Set down each line of the material that follows, exactly, with no pictures.
-=-=-
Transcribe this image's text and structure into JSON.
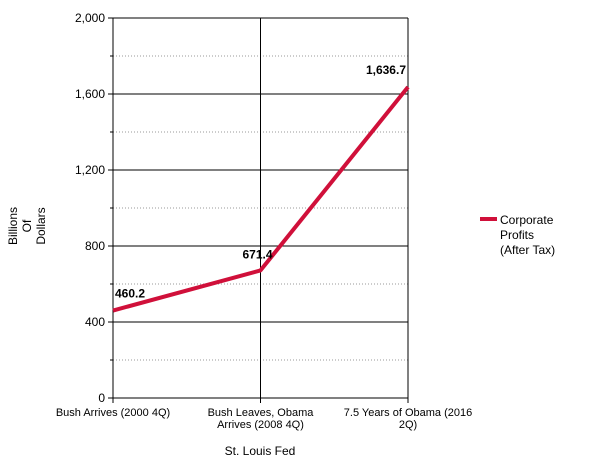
{
  "chart_data": {
    "type": "line",
    "categories": [
      [
        "Bush Arrives (2000 4Q)"
      ],
      [
        "Bush Leaves, Obama",
        "Arrives (2008 4Q)"
      ],
      [
        "7.5 Years of Obama (2016",
        "2Q)"
      ]
    ],
    "series": [
      {
        "name": [
          "Corporate",
          "Profits",
          "(After Tax)"
        ],
        "values": [
          460.2,
          671.4,
          1636.7
        ],
        "data_labels": [
          "460.2",
          "671.4",
          "1,636.7"
        ],
        "color": "#d0103a"
      }
    ],
    "xlabel": "St. Louis Fed",
    "ylabel": [
      "Billions",
      "Of",
      "Dollars"
    ],
    "ylim": [
      0,
      2000
    ],
    "yticks": [
      0,
      400,
      800,
      1200,
      1600,
      2000
    ],
    "ytick_labels": [
      "0",
      "400",
      "800",
      "1,200",
      "1,600",
      "2,000"
    ],
    "grid": true,
    "legend_position": "right"
  }
}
-=-=-
(RESPONSE):
Transcribe this image's text and structure into JSON.
{
  "chart_data": {
    "type": "line",
    "categories": [
      [
        "Bush Arrives (2000 4Q)"
      ],
      [
        "Bush Leaves, Obama",
        "Arrives (2008 4Q)"
      ],
      [
        "7.5 Years of Obama (2016",
        "2Q)"
      ]
    ],
    "series": [
      {
        "name": [
          "Corporate",
          "Profits",
          "(After Tax)"
        ],
        "values": [
          460.2,
          671.4,
          1636.7
        ],
        "data_labels": [
          "460.2",
          "671.4",
          "1,636.7"
        ],
        "color": "#d0103a"
      }
    ],
    "xlabel": "St. Louis Fed",
    "ylabel": [
      "Billions",
      "Of",
      "Dollars"
    ],
    "ylim": [
      0,
      2000
    ],
    "yticks": [
      0,
      400,
      800,
      1200,
      1600,
      2000
    ],
    "ytick_labels": [
      "0",
      "400",
      "800",
      "1,200",
      "1,600",
      "2,000"
    ],
    "grid": true,
    "legend_position": "right"
  }
}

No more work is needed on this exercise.